>> START RECORD EXCERPTS

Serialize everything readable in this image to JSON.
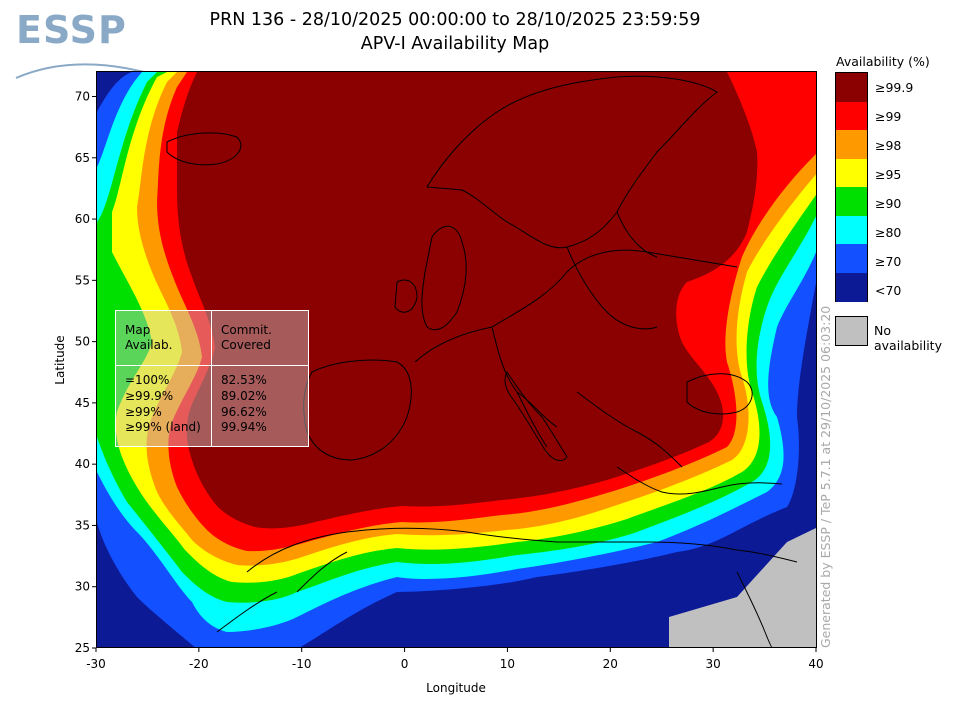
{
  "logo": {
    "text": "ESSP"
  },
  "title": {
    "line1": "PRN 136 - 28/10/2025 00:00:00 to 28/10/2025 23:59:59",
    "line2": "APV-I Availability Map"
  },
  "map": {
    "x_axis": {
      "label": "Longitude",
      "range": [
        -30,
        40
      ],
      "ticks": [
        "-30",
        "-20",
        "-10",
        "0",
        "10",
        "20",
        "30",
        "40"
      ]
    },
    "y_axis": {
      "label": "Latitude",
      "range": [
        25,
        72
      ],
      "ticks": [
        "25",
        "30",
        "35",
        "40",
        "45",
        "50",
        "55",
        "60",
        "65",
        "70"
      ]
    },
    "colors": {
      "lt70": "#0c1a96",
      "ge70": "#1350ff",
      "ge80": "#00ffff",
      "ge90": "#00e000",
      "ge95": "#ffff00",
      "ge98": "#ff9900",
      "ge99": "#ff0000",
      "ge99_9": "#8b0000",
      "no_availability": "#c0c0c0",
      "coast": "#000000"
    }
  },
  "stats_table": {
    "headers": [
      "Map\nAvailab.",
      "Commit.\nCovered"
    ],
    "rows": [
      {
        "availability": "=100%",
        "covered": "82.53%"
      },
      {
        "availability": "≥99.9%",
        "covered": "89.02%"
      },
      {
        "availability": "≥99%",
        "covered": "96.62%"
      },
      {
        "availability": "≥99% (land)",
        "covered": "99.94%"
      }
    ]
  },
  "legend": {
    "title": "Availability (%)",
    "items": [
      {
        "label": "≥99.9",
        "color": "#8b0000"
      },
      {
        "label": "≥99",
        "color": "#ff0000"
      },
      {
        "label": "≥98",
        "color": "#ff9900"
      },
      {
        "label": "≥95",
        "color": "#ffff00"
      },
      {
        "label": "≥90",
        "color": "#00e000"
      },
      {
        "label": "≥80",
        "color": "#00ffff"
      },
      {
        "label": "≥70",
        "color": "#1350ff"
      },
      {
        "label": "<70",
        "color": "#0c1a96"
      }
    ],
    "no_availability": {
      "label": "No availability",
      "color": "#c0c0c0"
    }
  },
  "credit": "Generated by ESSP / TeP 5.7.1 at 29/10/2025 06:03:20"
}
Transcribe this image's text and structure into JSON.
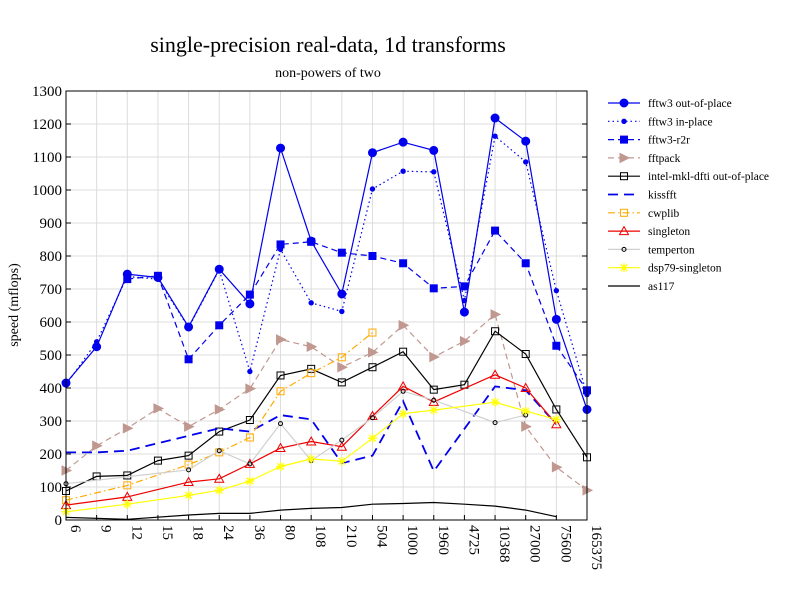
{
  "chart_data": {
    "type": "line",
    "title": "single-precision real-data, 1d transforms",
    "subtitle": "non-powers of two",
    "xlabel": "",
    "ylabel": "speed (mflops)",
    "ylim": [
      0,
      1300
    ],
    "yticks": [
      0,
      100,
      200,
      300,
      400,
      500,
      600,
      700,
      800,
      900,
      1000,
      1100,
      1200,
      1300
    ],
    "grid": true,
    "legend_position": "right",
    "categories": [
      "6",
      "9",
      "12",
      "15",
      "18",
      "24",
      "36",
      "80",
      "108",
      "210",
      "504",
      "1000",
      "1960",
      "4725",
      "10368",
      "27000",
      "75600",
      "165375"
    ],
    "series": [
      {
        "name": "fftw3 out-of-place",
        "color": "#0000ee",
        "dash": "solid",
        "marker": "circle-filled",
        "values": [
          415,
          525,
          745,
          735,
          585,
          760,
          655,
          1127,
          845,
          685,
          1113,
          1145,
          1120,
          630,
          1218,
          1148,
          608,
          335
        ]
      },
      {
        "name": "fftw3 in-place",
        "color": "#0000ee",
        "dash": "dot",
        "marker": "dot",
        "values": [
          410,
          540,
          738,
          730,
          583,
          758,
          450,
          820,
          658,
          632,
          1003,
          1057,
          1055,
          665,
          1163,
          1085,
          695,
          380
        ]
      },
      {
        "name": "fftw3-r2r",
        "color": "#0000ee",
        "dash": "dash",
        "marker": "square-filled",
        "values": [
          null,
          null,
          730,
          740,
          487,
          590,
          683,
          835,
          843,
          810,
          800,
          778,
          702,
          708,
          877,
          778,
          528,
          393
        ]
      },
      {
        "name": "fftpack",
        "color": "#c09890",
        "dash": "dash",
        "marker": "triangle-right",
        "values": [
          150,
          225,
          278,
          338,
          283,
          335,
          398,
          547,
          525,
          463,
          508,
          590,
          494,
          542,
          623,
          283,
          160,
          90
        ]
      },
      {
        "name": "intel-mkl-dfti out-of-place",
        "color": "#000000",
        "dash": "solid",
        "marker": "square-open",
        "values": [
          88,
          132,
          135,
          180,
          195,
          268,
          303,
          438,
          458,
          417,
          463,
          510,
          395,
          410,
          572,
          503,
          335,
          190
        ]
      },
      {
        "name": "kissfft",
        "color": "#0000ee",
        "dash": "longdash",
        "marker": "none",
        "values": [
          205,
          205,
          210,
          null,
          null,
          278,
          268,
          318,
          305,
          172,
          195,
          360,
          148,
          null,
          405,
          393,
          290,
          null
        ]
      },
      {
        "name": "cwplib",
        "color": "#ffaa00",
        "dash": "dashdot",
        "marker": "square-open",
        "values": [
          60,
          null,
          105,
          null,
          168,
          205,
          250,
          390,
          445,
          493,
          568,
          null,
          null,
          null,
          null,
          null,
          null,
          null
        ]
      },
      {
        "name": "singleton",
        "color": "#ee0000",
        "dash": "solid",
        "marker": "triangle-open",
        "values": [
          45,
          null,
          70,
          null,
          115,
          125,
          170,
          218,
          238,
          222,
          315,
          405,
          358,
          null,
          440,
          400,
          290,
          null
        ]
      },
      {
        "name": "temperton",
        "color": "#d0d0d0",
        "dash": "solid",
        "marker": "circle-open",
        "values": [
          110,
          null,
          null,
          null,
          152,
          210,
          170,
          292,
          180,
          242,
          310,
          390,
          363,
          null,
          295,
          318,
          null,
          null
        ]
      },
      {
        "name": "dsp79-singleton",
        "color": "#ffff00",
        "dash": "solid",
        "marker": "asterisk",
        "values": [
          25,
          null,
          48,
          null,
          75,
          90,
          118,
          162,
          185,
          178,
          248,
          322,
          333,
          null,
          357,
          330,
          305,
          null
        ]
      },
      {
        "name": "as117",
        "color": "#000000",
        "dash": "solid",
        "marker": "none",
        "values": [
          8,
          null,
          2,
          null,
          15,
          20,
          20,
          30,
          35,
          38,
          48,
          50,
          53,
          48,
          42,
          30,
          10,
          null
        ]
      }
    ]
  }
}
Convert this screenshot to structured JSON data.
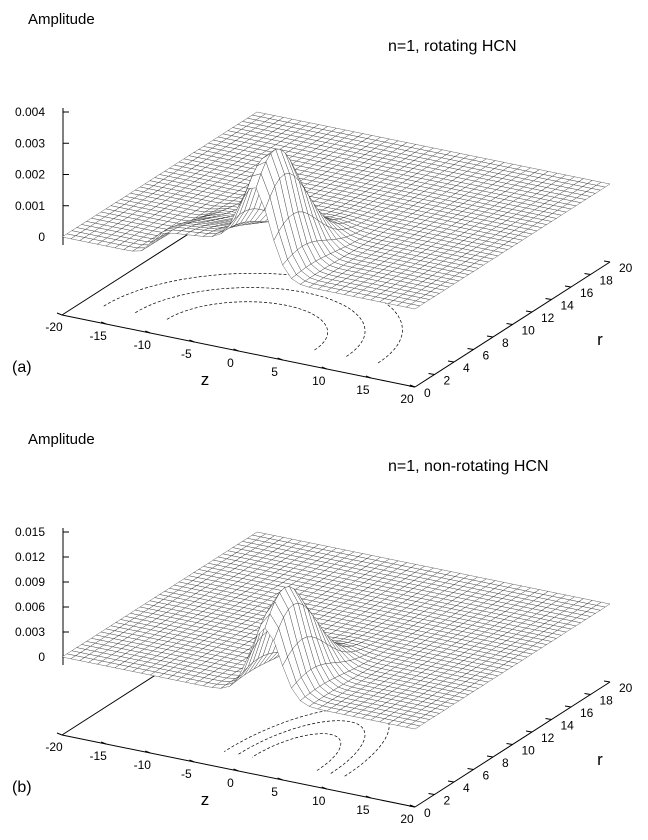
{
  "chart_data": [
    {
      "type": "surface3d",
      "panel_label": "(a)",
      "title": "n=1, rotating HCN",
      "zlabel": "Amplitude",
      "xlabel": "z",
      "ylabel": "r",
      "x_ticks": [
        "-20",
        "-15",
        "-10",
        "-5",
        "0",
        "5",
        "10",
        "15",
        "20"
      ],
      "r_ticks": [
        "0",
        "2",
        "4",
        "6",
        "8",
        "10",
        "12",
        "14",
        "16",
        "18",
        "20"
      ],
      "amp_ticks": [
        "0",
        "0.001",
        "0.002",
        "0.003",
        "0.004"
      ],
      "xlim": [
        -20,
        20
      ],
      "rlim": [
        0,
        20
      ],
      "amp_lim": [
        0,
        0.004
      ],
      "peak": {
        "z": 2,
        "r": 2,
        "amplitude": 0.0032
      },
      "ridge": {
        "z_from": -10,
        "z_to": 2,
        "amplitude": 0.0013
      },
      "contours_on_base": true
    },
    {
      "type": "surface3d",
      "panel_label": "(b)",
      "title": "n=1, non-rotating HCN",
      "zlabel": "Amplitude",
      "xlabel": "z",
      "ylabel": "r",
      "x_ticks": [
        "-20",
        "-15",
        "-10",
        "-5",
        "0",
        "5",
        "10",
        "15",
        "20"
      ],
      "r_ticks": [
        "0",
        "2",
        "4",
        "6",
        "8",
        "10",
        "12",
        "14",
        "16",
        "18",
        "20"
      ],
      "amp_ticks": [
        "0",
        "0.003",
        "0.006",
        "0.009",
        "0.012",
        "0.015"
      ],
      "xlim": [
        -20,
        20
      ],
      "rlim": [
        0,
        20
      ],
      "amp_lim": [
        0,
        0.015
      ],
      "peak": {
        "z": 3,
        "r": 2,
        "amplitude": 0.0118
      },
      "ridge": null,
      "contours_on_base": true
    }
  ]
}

>> END RECORD EXCERPTS

BRIEF -> From the entries above, extract every line where the word "open" appears.

FULL OUTPUT ->
        "marker": "square-open",
        "marker": "square-open",
        "marker": "triangle-open",
        "marker": "circle-open",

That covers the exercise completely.